_Supplied material_
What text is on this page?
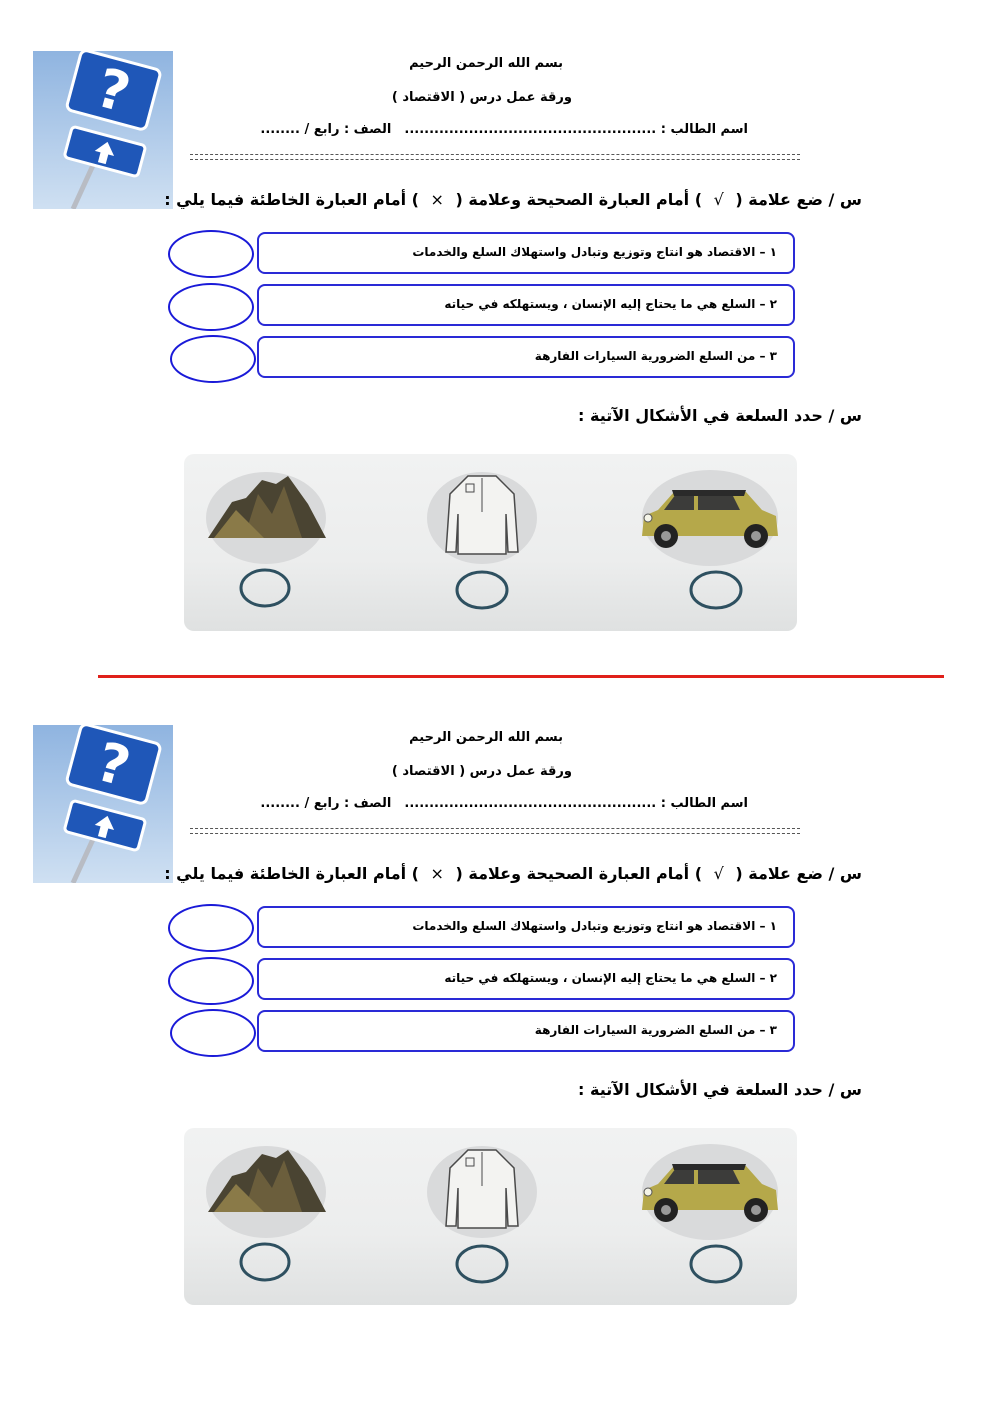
?	بسم الله الرحمن الرحيم
ورقة عمل درس ( الاقتصاد )
اسم الطالب : ...................................................  الصف : رابع / ........
س / ضع علامة ( √ ) أمام العبارة الصحيحة وعلامة ( × ) أمام العبارة الخاطئة فيما يلي :
١ – الاقتصاد هو انتاج وتوزيع وتبادل واستهلاك السلع والخدمات
٢ – السلع هي ما يحتاج إليه الإنسان ، ويستهلكه في حياته
٣ – من السلع الضرورية السيارات الفارهة
س / حدد السلعة في الأشكال الآتية :
?	بسم الله الرحمن الرحيم
ورقة عمل درس ( الاقتصاد )
اسم الطالب : ...................................................  الصف : رابع / ........
س / ضع علامة ( √ ) أمام العبارة الصحيحة وعلامة ( × ) أمام العبارة الخاطئة فيما يلي :
١ – الاقتصاد هو انتاج وتوزيع وتبادل واستهلاك السلع والخدمات
٢ – السلع هي ما يحتاج إليه الإنسان ، ويستهلكه في حياته
٣ – من السلع الضرورية السيارات الفارهة
س / حدد السلعة في الأشكال الآتية :
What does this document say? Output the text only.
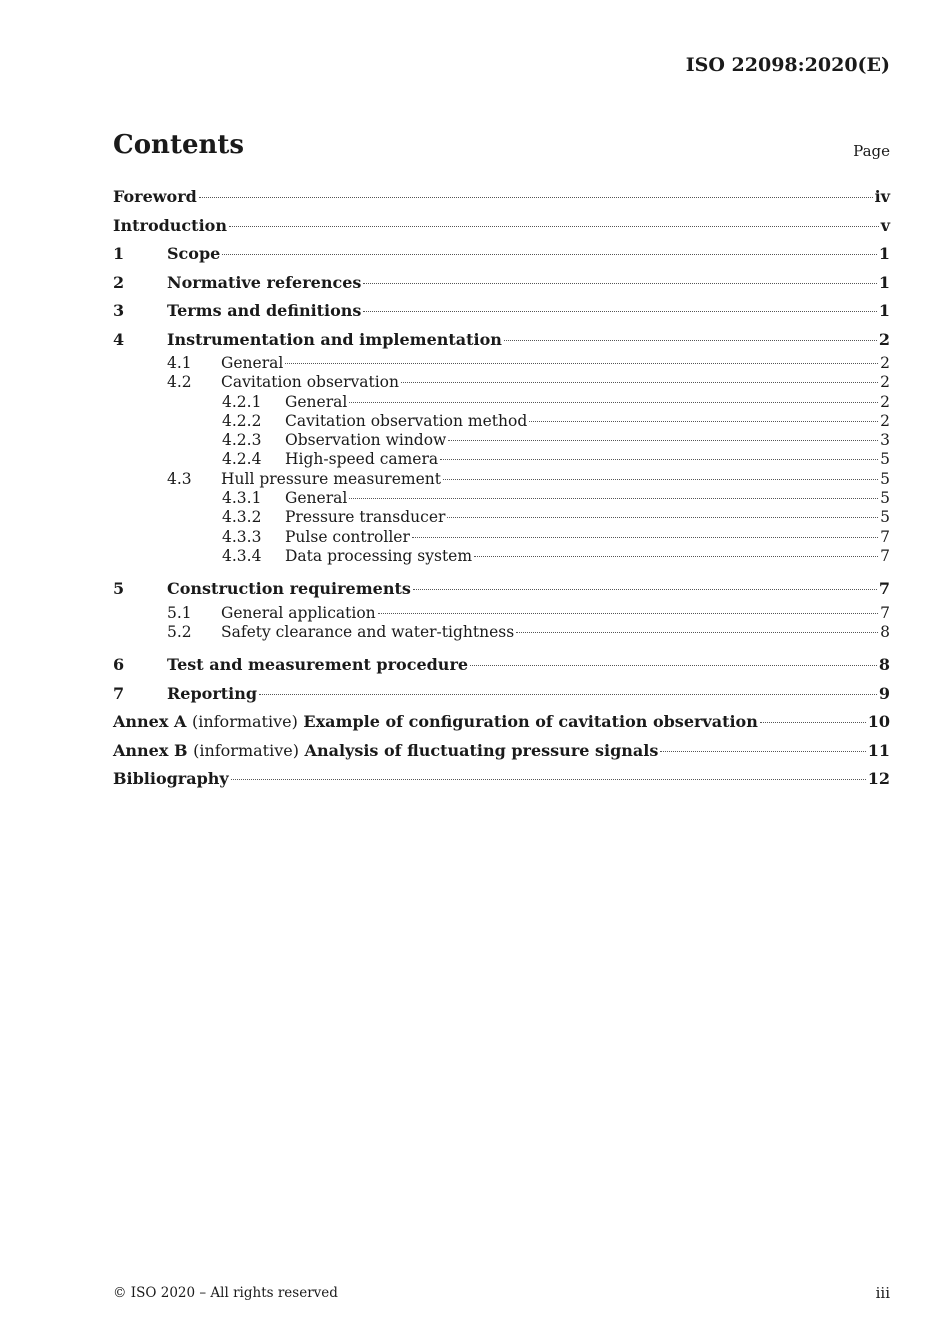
ISO 22098:2020(E)
Contents	Page
Foreword	iv
Introduction	v
1	Scope	1
2	Normative references	1
3	Terms and definitions	1
4	Instrumentation and implementation	2
4.1	General	2
4.2	Cavitation observation	2
4.2.1	General	2
4.2.2	Cavitation observation method	2
4.2.3	Observation window	3
4.2.4	High-speed camera	5
4.3	Hull pressure measurement	5
4.3.1	General	5
4.3.2	Pressure transducer	5
4.3.3	Pulse controller	7
4.3.4	Data processing system	7
5	Construction requirements	7
5.1	General application	7
5.2	Safety clearance and water-tightness	8
6	Test and measurement procedure	8
7	Reporting	9
Annex A (informative) Example of configuration of cavitation observation	10
Annex B (informative) Analysis of fluctuating pressure signals	11
Bibliography	12
© ISO 2020 – All rights reserved	iii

_Task prompt_
Can you repeat every record above exactly, apart from the pictures?

_Expected answer_
What text is on this page?
?	بسم الله الرحمن الرحيم
ورقة عمل درس ( الاقتصاد )
اسم الطالب : ...................................................  الصف : رابع / ........
س / ضع علامة ( √ ) أمام العبارة الصحيحة وعلامة ( × ) أمام العبارة الخاطئة فيما يلي :
١ – الاقتصاد هو انتاج وتوزيع وتبادل واستهلاك السلع والخدمات
٢ – السلع هي ما يحتاج إليه الإنسان ، ويستهلكه في حياته
٣ – من السلع الضرورية السيارات الفارهة
س / حدد السلعة في الأشكال الآتية :
?	بسم الله الرحمن الرحيم
ورقة عمل درس ( الاقتصاد )
اسم الطالب : ...................................................  الصف : رابع / ........
س / ضع علامة ( √ ) أمام العبارة الصحيحة وعلامة ( × ) أمام العبارة الخاطئة فيما يلي :
١ – الاقتصاد هو انتاج وتوزيع وتبادل واستهلاك السلع والخدمات
٢ – السلع هي ما يحتاج إليه الإنسان ، ويستهلكه في حياته
٣ – من السلع الضرورية السيارات الفارهة
س / حدد السلعة في الأشكال الآتية :
What does this document say? Output the text only.
ISO 22098:2020(E)
Contents	Page
Foreword	iv
Introduction	v
1	Scope	1
2	Normative references	1
3	Terms and definitions	1
4	Instrumentation and implementation	2
4.1	General	2
4.2	Cavitation observation	2
4.2.1	General	2
4.2.2	Cavitation observation method	2
4.2.3	Observation window	3
4.2.4	High-speed camera	5
4.3	Hull pressure measurement	5
4.3.1	General	5
4.3.2	Pressure transducer	5
4.3.3	Pulse controller	7
4.3.4	Data processing system	7
5	Construction requirements	7
5.1	General application	7
5.2	Safety clearance and water-tightness	8
6	Test and measurement procedure	8
7	Reporting	9
Annex A (informative) Example of configuration of cavitation observation	10
Annex B (informative) Analysis of fluctuating pressure signals	11
Bibliography	12
© ISO 2020 – All rights reserved	iii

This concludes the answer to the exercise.